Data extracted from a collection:
^^^^^^^^^^^^^^^^

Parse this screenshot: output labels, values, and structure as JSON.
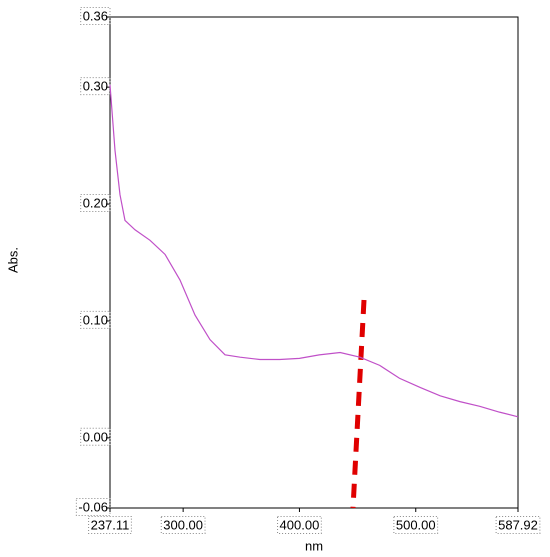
{
  "chart_data": {
    "type": "line",
    "xlabel": "nm",
    "ylabel": "Abs.",
    "x": [
      237.11,
      241.4,
      245.7,
      250.0,
      258.6,
      271.5,
      284.4,
      297.3,
      310.2,
      323.1,
      336.0,
      349.0,
      366.0,
      383.0,
      400.0,
      417.0,
      435.0,
      452.0,
      469.0,
      486.0,
      504.0,
      521.0,
      538.0,
      555.0,
      572.0,
      587.92
    ],
    "series": [
      {
        "color": "#c050c8",
        "values": [
          0.302,
          0.246,
          0.208,
          0.186,
          0.178,
          0.169,
          0.157,
          0.135,
          0.105,
          0.084,
          0.071,
          0.069,
          0.067,
          0.067,
          0.068,
          0.071,
          0.073,
          0.069,
          0.062,
          0.051,
          0.043,
          0.036,
          0.031,
          0.027,
          0.022,
          0.018
        ]
      }
    ],
    "xlim": [
      237.11,
      587.92
    ],
    "xticks": [
      237.11,
      {
        "value": 300,
        "label": "300.00"
      },
      {
        "value": 400,
        "label": "400.00"
      },
      {
        "value": 500,
        "label": "500.00"
      },
      587.92
    ],
    "ylim": [
      -0.06,
      0.36
    ],
    "yticks": [
      -0.06,
      {
        "value": 0,
        "label": "0.00"
      },
      {
        "value": 0.1,
        "label": "0.10"
      },
      {
        "value": 0.2,
        "label": "0.20"
      },
      {
        "value": 0.3,
        "label": "0.30"
      },
      0.36
    ]
  }
}
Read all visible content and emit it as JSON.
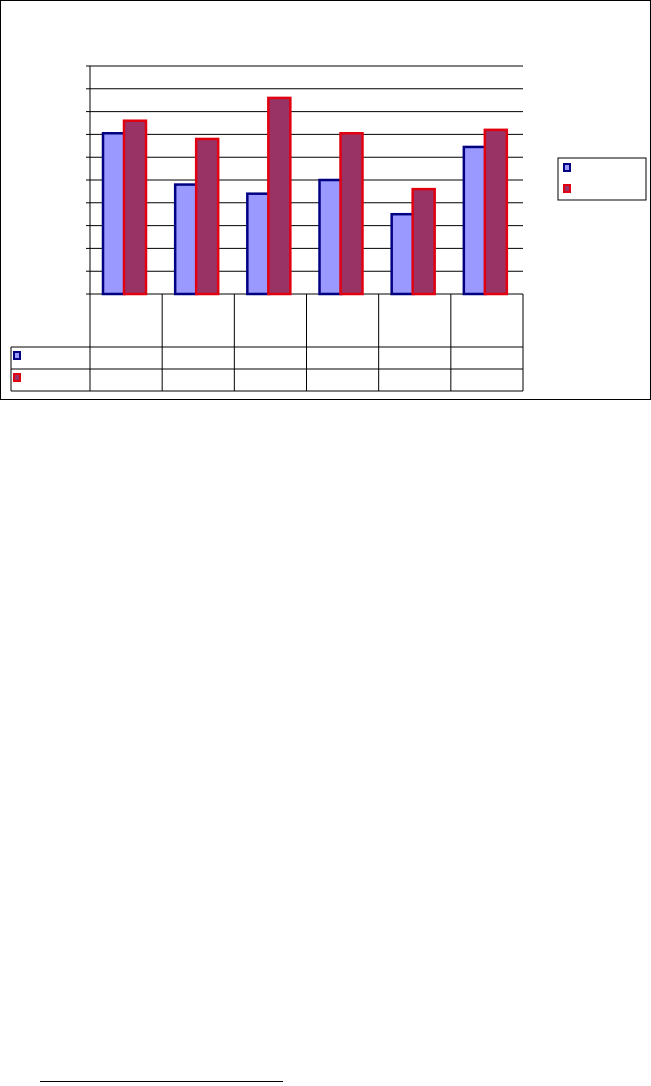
{
  "chart_data": {
    "type": "bar",
    "title": "",
    "xlabel": "",
    "ylabel": "",
    "categories": [
      "",
      "",
      "",
      "",
      "",
      ""
    ],
    "series": [
      {
        "values": [
          7.05,
          4.8,
          4.4,
          5.0,
          3.5,
          6.45
        ],
        "fill": "#9999ff",
        "stroke": "#000080"
      },
      {
        "values": [
          7.6,
          6.8,
          8.6,
          7.05,
          4.6,
          7.2
        ],
        "fill": "#993366",
        "stroke": "#e00010"
      }
    ],
    "ylim": [
      0,
      10
    ],
    "grid": true,
    "legend": "right",
    "data_table": true
  }
}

^^^^^^^^^^^^^^^^

Instruction: All of the records need repeating exactly, except for the pictures.

Response below:
Parse this screenshot: output labels, values, and structure as JSON.
{
  "chart_data": {
    "type": "line",
    "xlabel": "nm",
    "ylabel": "Abs.",
    "x": [
      237.11,
      241.4,
      245.7,
      250.0,
      258.6,
      271.5,
      284.4,
      297.3,
      310.2,
      323.1,
      336.0,
      349.0,
      366.0,
      383.0,
      400.0,
      417.0,
      435.0,
      452.0,
      469.0,
      486.0,
      504.0,
      521.0,
      538.0,
      555.0,
      572.0,
      587.92
    ],
    "series": [
      {
        "color": "#c050c8",
        "values": [
          0.302,
          0.246,
          0.208,
          0.186,
          0.178,
          0.169,
          0.157,
          0.135,
          0.105,
          0.084,
          0.071,
          0.069,
          0.067,
          0.067,
          0.068,
          0.071,
          0.073,
          0.069,
          0.062,
          0.051,
          0.043,
          0.036,
          0.031,
          0.027,
          0.022,
          0.018
        ]
      }
    ],
    "xlim": [
      237.11,
      587.92
    ],
    "xticks": [
      237.11,
      {
        "value": 300,
        "label": "300.00"
      },
      {
        "value": 400,
        "label": "400.00"
      },
      {
        "value": 500,
        "label": "500.00"
      },
      587.92
    ],
    "ylim": [
      -0.06,
      0.36
    ],
    "yticks": [
      -0.06,
      {
        "value": 0,
        "label": "0.00"
      },
      {
        "value": 0.1,
        "label": "0.10"
      },
      {
        "value": 0.2,
        "label": "0.20"
      },
      {
        "value": 0.3,
        "label": "0.30"
      },
      0.36
    ]
  }
}
Read all visible content and emit it as JSON.
{
  "chart_data": {
    "type": "bar",
    "title": "",
    "xlabel": "",
    "ylabel": "",
    "categories": [
      "",
      "",
      "",
      "",
      "",
      ""
    ],
    "series": [
      {
        "values": [
          7.05,
          4.8,
          4.4,
          5.0,
          3.5,
          6.45
        ],
        "fill": "#9999ff",
        "stroke": "#000080"
      },
      {
        "values": [
          7.6,
          6.8,
          8.6,
          7.05,
          4.6,
          7.2
        ],
        "fill": "#993366",
        "stroke": "#e00010"
      }
    ],
    "ylim": [
      0,
      10
    ],
    "grid": true,
    "legend": "right",
    "data_table": true
  }
}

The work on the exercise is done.